Task statement: Quote all entries in full, exactly.

• • • • •

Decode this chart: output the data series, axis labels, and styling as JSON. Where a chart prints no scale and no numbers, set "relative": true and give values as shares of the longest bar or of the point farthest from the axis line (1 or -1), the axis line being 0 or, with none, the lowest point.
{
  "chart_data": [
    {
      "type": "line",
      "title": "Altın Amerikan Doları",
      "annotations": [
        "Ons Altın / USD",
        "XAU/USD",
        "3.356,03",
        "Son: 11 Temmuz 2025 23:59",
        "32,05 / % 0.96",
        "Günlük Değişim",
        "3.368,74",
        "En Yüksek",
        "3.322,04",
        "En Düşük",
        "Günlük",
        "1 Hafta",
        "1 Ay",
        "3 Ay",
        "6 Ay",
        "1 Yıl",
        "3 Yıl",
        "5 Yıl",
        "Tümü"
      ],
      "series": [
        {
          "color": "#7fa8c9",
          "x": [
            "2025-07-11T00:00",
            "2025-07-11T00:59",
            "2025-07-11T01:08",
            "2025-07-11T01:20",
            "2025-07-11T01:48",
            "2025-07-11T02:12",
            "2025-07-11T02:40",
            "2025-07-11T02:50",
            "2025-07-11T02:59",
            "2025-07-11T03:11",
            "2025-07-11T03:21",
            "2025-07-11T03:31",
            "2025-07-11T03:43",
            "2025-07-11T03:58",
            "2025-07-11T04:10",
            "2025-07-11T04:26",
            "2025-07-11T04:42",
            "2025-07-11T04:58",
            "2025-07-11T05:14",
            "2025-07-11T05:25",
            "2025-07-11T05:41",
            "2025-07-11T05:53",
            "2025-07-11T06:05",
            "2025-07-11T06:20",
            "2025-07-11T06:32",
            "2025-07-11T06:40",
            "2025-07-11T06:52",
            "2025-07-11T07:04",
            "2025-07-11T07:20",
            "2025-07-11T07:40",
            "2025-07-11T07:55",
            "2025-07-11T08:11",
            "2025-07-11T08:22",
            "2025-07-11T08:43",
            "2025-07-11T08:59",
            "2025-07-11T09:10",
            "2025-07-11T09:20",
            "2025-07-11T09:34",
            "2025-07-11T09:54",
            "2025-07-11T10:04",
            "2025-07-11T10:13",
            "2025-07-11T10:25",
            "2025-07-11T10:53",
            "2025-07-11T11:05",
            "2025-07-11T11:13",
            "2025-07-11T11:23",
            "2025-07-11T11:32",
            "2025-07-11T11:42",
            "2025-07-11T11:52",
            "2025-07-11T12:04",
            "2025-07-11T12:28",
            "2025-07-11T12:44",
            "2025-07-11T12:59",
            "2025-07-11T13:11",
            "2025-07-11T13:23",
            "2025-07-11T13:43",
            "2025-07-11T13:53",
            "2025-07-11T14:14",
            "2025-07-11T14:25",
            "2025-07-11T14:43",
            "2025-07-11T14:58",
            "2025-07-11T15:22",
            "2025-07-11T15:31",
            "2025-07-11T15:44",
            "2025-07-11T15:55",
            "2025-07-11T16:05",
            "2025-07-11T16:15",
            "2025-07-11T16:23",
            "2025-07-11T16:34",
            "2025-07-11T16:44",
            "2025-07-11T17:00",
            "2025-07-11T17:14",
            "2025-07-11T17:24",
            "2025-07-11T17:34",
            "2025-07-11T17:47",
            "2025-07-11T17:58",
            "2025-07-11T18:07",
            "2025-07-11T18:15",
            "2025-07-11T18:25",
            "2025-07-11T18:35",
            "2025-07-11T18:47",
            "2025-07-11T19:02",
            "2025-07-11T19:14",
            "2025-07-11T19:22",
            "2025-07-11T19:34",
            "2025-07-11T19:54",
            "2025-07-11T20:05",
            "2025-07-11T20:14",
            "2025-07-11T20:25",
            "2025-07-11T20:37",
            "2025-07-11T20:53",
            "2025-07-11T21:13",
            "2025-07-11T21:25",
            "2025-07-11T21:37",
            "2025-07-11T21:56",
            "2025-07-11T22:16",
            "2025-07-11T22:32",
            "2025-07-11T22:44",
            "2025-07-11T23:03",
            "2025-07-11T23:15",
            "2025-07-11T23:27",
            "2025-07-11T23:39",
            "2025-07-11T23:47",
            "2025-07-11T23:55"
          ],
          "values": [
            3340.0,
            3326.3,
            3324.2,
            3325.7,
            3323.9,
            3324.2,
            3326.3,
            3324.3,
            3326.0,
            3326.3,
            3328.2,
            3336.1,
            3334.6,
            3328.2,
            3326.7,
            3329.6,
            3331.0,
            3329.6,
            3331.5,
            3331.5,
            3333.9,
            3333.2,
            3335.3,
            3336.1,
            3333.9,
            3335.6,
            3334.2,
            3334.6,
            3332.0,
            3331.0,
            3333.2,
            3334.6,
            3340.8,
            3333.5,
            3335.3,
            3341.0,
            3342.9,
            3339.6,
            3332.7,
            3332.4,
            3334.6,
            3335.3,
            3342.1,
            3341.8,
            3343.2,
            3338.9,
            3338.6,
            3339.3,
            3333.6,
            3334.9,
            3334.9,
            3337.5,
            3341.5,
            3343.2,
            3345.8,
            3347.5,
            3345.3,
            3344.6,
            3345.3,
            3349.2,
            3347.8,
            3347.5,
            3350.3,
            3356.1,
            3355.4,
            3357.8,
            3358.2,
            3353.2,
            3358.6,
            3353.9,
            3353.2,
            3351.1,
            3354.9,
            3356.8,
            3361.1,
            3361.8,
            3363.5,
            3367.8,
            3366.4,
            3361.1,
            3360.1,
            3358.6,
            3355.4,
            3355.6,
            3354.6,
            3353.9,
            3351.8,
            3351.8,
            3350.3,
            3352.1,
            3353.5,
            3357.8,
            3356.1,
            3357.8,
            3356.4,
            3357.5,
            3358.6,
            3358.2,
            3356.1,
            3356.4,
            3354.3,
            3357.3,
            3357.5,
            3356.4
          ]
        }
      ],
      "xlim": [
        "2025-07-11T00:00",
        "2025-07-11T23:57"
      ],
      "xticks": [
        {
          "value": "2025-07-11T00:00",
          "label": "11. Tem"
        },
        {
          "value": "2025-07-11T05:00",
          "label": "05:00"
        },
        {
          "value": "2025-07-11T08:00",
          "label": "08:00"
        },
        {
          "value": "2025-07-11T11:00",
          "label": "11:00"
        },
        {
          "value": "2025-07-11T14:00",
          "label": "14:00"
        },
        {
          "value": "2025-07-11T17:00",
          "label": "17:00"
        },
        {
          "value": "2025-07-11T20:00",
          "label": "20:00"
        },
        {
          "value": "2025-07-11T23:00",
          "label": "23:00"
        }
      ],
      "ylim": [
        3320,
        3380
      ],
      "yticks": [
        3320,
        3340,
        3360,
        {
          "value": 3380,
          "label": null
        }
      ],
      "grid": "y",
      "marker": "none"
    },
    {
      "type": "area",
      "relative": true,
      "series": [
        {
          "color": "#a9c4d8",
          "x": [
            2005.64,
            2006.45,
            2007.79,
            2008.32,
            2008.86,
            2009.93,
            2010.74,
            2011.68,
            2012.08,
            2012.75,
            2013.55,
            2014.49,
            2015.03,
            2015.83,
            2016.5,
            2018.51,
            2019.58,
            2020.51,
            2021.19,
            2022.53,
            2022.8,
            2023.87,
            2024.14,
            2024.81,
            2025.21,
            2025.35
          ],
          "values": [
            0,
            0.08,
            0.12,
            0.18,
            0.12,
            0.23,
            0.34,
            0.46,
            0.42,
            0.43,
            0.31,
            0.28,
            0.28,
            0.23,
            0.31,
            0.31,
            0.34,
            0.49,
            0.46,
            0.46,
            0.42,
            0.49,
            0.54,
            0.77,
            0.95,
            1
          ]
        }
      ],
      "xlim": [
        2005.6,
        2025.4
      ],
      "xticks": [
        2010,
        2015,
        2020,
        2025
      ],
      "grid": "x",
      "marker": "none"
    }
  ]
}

• • • • •

Solution to this exercise:
Decode this chart: output the data series, axis labels, and styling as JSON. Where a chart prints no scale and no numbers, set "relative": true and give values as shares of the longest bar or of the point farthest from the axis line (1 or -1), the axis line being 0 or, with none, the lowest point.
{
  "chart_data": [
    {
      "type": "line",
      "title": "Altın Amerikan Doları",
      "annotations": [
        "Ons Altın / USD",
        "XAU/USD",
        "3.356,03",
        "Son: 11 Temmuz 2025 23:59",
        "32,05 / % 0.96",
        "Günlük Değişim",
        "3.368,74",
        "En Yüksek",
        "3.322,04",
        "En Düşük",
        "Günlük",
        "1 Hafta",
        "1 Ay",
        "3 Ay",
        "6 Ay",
        "1 Yıl",
        "3 Yıl",
        "5 Yıl",
        "Tümü"
      ],
      "series": [
        {
          "color": "#7fa8c9",
          "x": [
            "2025-07-11T00:00",
            "2025-07-11T00:59",
            "2025-07-11T01:08",
            "2025-07-11T01:20",
            "2025-07-11T01:48",
            "2025-07-11T02:12",
            "2025-07-11T02:40",
            "2025-07-11T02:50",
            "2025-07-11T02:59",
            "2025-07-11T03:11",
            "2025-07-11T03:21",
            "2025-07-11T03:31",
            "2025-07-11T03:43",
            "2025-07-11T03:58",
            "2025-07-11T04:10",
            "2025-07-11T04:26",
            "2025-07-11T04:42",
            "2025-07-11T04:58",
            "2025-07-11T05:14",
            "2025-07-11T05:25",
            "2025-07-11T05:41",
            "2025-07-11T05:53",
            "2025-07-11T06:05",
            "2025-07-11T06:20",
            "2025-07-11T06:32",
            "2025-07-11T06:40",
            "2025-07-11T06:52",
            "2025-07-11T07:04",
            "2025-07-11T07:20",
            "2025-07-11T07:40",
            "2025-07-11T07:55",
            "2025-07-11T08:11",
            "2025-07-11T08:22",
            "2025-07-11T08:43",
            "2025-07-11T08:59",
            "2025-07-11T09:10",
            "2025-07-11T09:20",
            "2025-07-11T09:34",
            "2025-07-11T09:54",
            "2025-07-11T10:04",
            "2025-07-11T10:13",
            "2025-07-11T10:25",
            "2025-07-11T10:53",
            "2025-07-11T11:05",
            "2025-07-11T11:13",
            "2025-07-11T11:23",
            "2025-07-11T11:32",
            "2025-07-11T11:42",
            "2025-07-11T11:52",
            "2025-07-11T12:04",
            "2025-07-11T12:28",
            "2025-07-11T12:44",
            "2025-07-11T12:59",
            "2025-07-11T13:11",
            "2025-07-11T13:23",
            "2025-07-11T13:43",
            "2025-07-11T13:53",
            "2025-07-11T14:14",
            "2025-07-11T14:25",
            "2025-07-11T14:43",
            "2025-07-11T14:58",
            "2025-07-11T15:22",
            "2025-07-11T15:31",
            "2025-07-11T15:44",
            "2025-07-11T15:55",
            "2025-07-11T16:05",
            "2025-07-11T16:15",
            "2025-07-11T16:23",
            "2025-07-11T16:34",
            "2025-07-11T16:44",
            "2025-07-11T17:00",
            "2025-07-11T17:14",
            "2025-07-11T17:24",
            "2025-07-11T17:34",
            "2025-07-11T17:47",
            "2025-07-11T17:58",
            "2025-07-11T18:07",
            "2025-07-11T18:15",
            "2025-07-11T18:25",
            "2025-07-11T18:35",
            "2025-07-11T18:47",
            "2025-07-11T19:02",
            "2025-07-11T19:14",
            "2025-07-11T19:22",
            "2025-07-11T19:34",
            "2025-07-11T19:54",
            "2025-07-11T20:05",
            "2025-07-11T20:14",
            "2025-07-11T20:25",
            "2025-07-11T20:37",
            "2025-07-11T20:53",
            "2025-07-11T21:13",
            "2025-07-11T21:25",
            "2025-07-11T21:37",
            "2025-07-11T21:56",
            "2025-07-11T22:16",
            "2025-07-11T22:32",
            "2025-07-11T22:44",
            "2025-07-11T23:03",
            "2025-07-11T23:15",
            "2025-07-11T23:27",
            "2025-07-11T23:39",
            "2025-07-11T23:47",
            "2025-07-11T23:55"
          ],
          "values": [
            3340.0,
            3326.3,
            3324.2,
            3325.7,
            3323.9,
            3324.2,
            3326.3,
            3324.3,
            3326.0,
            3326.3,
            3328.2,
            3336.1,
            3334.6,
            3328.2,
            3326.7,
            3329.6,
            3331.0,
            3329.6,
            3331.5,
            3331.5,
            3333.9,
            3333.2,
            3335.3,
            3336.1,
            3333.9,
            3335.6,
            3334.2,
            3334.6,
            3332.0,
            3331.0,
            3333.2,
            3334.6,
            3340.8,
            3333.5,
            3335.3,
            3341.0,
            3342.9,
            3339.6,
            3332.7,
            3332.4,
            3334.6,
            3335.3,
            3342.1,
            3341.8,
            3343.2,
            3338.9,
            3338.6,
            3339.3,
            3333.6,
            3334.9,
            3334.9,
            3337.5,
            3341.5,
            3343.2,
            3345.8,
            3347.5,
            3345.3,
            3344.6,
            3345.3,
            3349.2,
            3347.8,
            3347.5,
            3350.3,
            3356.1,
            3355.4,
            3357.8,
            3358.2,
            3353.2,
            3358.6,
            3353.9,
            3353.2,
            3351.1,
            3354.9,
            3356.8,
            3361.1,
            3361.8,
            3363.5,
            3367.8,
            3366.4,
            3361.1,
            3360.1,
            3358.6,
            3355.4,
            3355.6,
            3354.6,
            3353.9,
            3351.8,
            3351.8,
            3350.3,
            3352.1,
            3353.5,
            3357.8,
            3356.1,
            3357.8,
            3356.4,
            3357.5,
            3358.6,
            3358.2,
            3356.1,
            3356.4,
            3354.3,
            3357.3,
            3357.5,
            3356.4
          ]
        }
      ],
      "xlim": [
        "2025-07-11T00:00",
        "2025-07-11T23:57"
      ],
      "xticks": [
        {
          "value": "2025-07-11T00:00",
          "label": "11. Tem"
        },
        {
          "value": "2025-07-11T05:00",
          "label": "05:00"
        },
        {
          "value": "2025-07-11T08:00",
          "label": "08:00"
        },
        {
          "value": "2025-07-11T11:00",
          "label": "11:00"
        },
        {
          "value": "2025-07-11T14:00",
          "label": "14:00"
        },
        {
          "value": "2025-07-11T17:00",
          "label": "17:00"
        },
        {
          "value": "2025-07-11T20:00",
          "label": "20:00"
        },
        {
          "value": "2025-07-11T23:00",
          "label": "23:00"
        }
      ],
      "ylim": [
        3320,
        3380
      ],
      "yticks": [
        3320,
        3340,
        3360,
        {
          "value": 3380,
          "label": null
        }
      ],
      "grid": "y",
      "marker": "none"
    },
    {
      "type": "area",
      "relative": true,
      "series": [
        {
          "color": "#a9c4d8",
          "x": [
            2005.64,
            2006.45,
            2007.79,
            2008.32,
            2008.86,
            2009.93,
            2010.74,
            2011.68,
            2012.08,
            2012.75,
            2013.55,
            2014.49,
            2015.03,
            2015.83,
            2016.5,
            2018.51,
            2019.58,
            2020.51,
            2021.19,
            2022.53,
            2022.8,
            2023.87,
            2024.14,
            2024.81,
            2025.21,
            2025.35
          ],
          "values": [
            0,
            0.08,
            0.12,
            0.18,
            0.12,
            0.23,
            0.34,
            0.46,
            0.42,
            0.43,
            0.31,
            0.28,
            0.28,
            0.23,
            0.31,
            0.31,
            0.34,
            0.49,
            0.46,
            0.46,
            0.42,
            0.49,
            0.54,
            0.77,
            0.95,
            1
          ]
        }
      ],
      "xlim": [
        2005.6,
        2025.4
      ],
      "xticks": [
        2010,
        2015,
        2020,
        2025
      ],
      "grid": "x",
      "marker": "none"
    }
  ]
}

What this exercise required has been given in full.